→ TASK
Please rename "row-index" to "row-number" in the listing starting at the line containing "List each element" and ending at the line containing "- result-count: 1,116: [1355, 17, 1393, 33]". Give back only those lines, with everything else unchanged.

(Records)

## start

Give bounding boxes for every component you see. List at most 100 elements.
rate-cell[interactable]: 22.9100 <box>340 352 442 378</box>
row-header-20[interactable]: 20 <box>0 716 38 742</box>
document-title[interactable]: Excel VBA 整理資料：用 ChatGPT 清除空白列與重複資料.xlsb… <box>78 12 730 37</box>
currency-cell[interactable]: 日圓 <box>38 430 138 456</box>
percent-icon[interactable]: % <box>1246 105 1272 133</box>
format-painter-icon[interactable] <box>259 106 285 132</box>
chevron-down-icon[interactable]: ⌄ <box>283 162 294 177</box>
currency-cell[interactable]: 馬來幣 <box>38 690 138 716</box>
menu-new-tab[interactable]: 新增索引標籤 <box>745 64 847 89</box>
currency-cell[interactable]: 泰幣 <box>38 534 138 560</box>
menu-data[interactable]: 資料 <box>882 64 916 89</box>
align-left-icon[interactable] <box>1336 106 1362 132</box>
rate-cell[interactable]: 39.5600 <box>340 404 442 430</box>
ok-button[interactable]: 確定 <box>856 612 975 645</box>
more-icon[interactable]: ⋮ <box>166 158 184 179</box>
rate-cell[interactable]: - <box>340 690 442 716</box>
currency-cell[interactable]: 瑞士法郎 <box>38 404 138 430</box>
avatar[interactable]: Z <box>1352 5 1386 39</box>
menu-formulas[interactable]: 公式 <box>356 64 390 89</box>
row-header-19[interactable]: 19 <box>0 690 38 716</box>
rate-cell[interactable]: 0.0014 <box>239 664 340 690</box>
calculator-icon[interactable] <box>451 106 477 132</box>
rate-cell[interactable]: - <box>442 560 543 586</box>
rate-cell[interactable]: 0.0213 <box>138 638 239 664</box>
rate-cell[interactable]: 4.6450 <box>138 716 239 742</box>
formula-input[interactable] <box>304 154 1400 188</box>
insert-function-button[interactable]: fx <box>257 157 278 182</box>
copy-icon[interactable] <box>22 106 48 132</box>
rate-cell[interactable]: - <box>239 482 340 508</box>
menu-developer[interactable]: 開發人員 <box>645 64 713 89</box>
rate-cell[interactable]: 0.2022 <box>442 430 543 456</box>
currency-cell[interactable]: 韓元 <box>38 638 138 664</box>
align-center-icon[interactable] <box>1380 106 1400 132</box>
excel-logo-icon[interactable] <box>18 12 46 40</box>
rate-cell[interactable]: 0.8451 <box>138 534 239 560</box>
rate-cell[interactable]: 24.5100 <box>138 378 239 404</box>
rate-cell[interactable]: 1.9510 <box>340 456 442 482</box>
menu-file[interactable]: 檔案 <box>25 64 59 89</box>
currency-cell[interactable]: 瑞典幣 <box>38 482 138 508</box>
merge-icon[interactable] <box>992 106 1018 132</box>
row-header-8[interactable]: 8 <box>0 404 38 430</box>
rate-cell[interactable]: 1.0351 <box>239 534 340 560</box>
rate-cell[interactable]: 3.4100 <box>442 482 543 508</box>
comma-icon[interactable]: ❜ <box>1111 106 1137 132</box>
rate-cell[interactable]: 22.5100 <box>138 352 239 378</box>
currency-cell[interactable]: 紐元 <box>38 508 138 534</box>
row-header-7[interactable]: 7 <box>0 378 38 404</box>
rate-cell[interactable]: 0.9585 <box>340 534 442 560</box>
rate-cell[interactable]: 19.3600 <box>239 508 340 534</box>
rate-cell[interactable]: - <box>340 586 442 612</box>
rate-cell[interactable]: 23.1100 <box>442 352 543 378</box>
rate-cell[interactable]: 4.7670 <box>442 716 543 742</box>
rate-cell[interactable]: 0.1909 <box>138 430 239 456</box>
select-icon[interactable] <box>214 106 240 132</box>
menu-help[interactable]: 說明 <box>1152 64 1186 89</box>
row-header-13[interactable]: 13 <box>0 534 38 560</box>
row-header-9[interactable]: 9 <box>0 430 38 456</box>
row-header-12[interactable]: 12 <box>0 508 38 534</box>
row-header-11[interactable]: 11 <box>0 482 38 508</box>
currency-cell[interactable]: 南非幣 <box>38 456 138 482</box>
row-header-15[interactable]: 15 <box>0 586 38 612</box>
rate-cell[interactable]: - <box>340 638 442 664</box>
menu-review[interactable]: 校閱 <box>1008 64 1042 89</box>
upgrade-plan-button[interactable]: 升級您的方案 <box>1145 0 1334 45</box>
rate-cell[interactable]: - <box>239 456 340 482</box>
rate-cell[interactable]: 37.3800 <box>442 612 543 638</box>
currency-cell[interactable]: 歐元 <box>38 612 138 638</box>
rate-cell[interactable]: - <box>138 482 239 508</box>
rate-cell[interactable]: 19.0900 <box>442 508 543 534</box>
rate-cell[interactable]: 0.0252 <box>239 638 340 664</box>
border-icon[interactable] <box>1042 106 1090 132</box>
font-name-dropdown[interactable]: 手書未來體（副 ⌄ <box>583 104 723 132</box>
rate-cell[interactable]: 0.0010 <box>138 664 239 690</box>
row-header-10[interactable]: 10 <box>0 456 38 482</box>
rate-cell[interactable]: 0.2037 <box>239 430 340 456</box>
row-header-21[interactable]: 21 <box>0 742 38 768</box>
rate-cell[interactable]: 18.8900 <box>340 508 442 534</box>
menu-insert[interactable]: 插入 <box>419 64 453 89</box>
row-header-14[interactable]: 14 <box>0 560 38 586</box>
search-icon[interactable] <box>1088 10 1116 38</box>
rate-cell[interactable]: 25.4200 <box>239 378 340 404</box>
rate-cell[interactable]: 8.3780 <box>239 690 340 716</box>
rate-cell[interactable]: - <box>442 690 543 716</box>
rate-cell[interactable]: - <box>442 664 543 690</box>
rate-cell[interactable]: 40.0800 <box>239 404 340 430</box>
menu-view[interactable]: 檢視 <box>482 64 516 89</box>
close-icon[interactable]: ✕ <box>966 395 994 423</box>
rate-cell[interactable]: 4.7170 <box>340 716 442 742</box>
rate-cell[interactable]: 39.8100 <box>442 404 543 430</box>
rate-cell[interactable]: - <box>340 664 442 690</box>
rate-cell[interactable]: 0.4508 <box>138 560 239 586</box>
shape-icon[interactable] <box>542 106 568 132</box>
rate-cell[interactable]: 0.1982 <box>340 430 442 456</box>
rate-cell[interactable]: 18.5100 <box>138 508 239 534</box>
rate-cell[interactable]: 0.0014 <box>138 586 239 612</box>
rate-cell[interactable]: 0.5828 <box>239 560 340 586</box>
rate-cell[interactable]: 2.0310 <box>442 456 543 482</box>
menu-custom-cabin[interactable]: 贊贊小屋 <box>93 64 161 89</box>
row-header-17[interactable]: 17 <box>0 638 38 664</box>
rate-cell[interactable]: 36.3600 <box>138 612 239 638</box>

## end
## start

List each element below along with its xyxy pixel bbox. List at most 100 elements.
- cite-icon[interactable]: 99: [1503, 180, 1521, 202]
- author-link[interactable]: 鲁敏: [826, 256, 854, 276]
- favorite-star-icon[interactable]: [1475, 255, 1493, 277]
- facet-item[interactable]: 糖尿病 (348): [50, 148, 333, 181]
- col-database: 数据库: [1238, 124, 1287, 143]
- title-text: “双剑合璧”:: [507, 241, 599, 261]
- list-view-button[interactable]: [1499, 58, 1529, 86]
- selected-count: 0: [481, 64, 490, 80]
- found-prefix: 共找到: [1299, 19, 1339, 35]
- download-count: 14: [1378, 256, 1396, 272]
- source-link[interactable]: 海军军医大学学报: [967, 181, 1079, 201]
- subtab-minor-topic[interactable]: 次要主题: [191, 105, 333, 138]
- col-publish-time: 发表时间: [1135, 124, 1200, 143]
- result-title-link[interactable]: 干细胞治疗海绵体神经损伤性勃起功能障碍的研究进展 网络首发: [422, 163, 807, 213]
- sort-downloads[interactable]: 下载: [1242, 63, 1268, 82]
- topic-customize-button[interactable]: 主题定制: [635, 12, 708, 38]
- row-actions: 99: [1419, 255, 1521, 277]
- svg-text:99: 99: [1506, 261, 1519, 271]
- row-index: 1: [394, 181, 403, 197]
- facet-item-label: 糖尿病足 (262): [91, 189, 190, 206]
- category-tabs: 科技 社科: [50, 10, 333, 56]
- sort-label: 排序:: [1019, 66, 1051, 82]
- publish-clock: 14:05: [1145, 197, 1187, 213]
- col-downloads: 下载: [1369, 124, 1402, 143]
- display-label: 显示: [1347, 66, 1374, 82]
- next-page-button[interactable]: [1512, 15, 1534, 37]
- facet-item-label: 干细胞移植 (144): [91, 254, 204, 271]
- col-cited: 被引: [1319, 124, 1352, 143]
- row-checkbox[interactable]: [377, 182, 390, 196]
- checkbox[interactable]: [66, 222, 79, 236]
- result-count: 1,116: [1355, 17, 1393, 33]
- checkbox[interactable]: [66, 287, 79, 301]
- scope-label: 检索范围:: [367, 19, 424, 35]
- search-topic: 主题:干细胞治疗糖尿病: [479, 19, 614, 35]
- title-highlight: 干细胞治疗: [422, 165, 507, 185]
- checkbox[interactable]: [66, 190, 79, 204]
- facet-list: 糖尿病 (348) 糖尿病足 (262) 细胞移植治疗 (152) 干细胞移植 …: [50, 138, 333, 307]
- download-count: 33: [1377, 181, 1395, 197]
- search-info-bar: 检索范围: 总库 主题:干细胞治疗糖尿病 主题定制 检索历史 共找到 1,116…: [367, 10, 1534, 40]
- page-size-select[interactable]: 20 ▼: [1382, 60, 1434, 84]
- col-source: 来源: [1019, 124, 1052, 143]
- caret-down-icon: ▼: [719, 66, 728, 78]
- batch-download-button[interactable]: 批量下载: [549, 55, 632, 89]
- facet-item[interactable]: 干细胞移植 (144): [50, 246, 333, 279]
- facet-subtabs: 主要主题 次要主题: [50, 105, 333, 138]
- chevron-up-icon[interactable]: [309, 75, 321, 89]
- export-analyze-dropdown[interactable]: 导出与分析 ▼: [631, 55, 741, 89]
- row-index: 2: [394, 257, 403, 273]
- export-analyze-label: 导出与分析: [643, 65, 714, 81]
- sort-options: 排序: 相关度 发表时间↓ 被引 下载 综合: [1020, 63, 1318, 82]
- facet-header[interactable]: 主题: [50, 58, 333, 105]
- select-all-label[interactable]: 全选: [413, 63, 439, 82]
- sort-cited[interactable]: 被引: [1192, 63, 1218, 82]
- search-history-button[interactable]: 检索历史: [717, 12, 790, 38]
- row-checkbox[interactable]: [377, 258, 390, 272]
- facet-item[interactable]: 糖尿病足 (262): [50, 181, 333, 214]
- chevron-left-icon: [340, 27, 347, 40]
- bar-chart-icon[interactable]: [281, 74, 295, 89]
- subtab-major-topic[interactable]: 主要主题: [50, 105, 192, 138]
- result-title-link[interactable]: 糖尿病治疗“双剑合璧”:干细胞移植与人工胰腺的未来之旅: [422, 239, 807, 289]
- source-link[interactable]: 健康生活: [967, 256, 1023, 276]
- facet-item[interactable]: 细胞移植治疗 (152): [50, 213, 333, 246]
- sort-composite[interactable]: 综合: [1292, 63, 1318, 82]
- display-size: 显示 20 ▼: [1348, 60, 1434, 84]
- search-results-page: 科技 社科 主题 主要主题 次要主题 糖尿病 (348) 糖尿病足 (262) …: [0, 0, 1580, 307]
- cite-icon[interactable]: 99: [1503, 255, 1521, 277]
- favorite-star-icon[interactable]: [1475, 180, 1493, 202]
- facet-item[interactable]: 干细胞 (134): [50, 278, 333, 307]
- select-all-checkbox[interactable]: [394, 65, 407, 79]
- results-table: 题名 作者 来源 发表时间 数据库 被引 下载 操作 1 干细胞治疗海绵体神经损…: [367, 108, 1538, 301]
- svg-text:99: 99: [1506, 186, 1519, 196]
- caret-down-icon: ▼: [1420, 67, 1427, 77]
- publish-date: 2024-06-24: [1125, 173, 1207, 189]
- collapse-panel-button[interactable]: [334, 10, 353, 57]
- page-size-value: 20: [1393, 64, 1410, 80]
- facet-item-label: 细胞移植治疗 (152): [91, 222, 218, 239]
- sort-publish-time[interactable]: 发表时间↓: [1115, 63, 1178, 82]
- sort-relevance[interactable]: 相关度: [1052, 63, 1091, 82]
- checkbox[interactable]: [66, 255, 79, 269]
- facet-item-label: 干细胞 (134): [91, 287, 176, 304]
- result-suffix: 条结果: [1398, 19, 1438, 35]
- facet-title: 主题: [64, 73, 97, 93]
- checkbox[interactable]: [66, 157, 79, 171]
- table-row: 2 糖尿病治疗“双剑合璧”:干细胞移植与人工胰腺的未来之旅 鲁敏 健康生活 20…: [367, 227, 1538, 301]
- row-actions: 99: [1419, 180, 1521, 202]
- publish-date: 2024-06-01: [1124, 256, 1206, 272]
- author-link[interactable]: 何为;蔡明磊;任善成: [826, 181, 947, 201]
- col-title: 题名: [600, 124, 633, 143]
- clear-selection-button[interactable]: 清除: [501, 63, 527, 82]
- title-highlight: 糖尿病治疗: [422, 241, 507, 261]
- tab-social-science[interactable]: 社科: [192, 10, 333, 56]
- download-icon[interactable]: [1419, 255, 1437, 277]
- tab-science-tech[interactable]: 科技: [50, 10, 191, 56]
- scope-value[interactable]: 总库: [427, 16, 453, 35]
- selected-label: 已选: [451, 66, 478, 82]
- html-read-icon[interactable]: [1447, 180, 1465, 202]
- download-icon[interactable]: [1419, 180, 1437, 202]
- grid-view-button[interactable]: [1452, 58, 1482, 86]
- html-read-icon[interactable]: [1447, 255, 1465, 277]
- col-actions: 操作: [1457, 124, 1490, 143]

## end
## start

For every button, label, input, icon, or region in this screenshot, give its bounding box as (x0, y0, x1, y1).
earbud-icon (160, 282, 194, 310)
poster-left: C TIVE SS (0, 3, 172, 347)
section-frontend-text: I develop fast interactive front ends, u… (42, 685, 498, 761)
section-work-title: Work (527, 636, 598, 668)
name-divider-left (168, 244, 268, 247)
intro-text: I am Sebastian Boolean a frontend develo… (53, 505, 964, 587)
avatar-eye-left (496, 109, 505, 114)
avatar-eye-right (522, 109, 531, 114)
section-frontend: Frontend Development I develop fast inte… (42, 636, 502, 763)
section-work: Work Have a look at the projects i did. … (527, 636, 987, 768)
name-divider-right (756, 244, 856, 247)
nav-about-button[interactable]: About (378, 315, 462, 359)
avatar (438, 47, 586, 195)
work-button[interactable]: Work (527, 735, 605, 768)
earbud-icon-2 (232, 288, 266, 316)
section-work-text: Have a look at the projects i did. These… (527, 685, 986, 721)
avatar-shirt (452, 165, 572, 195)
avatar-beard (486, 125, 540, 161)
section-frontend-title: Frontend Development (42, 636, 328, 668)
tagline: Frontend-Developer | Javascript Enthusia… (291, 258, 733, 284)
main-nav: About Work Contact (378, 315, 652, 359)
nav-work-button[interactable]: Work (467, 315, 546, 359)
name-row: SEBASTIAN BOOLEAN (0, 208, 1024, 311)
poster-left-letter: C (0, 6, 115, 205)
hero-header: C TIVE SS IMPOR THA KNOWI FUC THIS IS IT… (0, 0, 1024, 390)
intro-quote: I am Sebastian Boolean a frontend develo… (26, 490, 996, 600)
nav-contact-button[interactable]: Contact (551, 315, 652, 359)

## end

→ RESPONSE TO THE TASK
List each element below along with its xyxy pixel bbox. List at most 100 elements.
- cite-icon[interactable]: 99: [1503, 180, 1521, 202]
- author-link[interactable]: 鲁敏: [826, 256, 854, 276]
- favorite-star-icon[interactable]: [1475, 255, 1493, 277]
- facet-item[interactable]: 糖尿病 (348): [50, 148, 333, 181]
- col-database: 数据库: [1238, 124, 1287, 143]
- title-text: “双剑合璧”:: [507, 241, 599, 261]
- list-view-button[interactable]: [1499, 58, 1529, 86]
- selected-count: 0: [481, 64, 490, 80]
- found-prefix: 共找到: [1299, 19, 1339, 35]
- download-count: 14: [1378, 256, 1396, 272]
- source-link[interactable]: 海军军医大学学报: [967, 181, 1079, 201]
- subtab-minor-topic[interactable]: 次要主题: [191, 105, 333, 138]
- col-publish-time: 发表时间: [1135, 124, 1200, 143]
- result-title-link[interactable]: 干细胞治疗海绵体神经损伤性勃起功能障碍的研究进展 网络首发: [422, 163, 807, 213]
- sort-downloads[interactable]: 下载: [1242, 63, 1268, 82]
- topic-customize-button[interactable]: 主题定制: [635, 12, 708, 38]
- row-actions: 99: [1419, 255, 1521, 277]
- svg-text:99: 99: [1506, 261, 1519, 271]
- row-number: 1: [394, 181, 403, 197]
- facet-item-label: 糖尿病足 (262): [91, 189, 190, 206]
- category-tabs: 科技 社科: [50, 10, 333, 56]
- sort-label: 排序:: [1019, 66, 1051, 82]
- publish-clock: 14:05: [1145, 197, 1187, 213]
- col-downloads: 下载: [1369, 124, 1402, 143]
- display-label: 显示: [1347, 66, 1374, 82]
- next-page-button[interactable]: [1512, 15, 1534, 37]
- facet-item-label: 干细胞移植 (144): [91, 254, 204, 271]
- col-cited: 被引: [1319, 124, 1352, 143]
- row-checkbox[interactable]: [377, 182, 390, 196]
- checkbox[interactable]: [66, 222, 79, 236]
- result-count: 1,116: [1355, 17, 1393, 33]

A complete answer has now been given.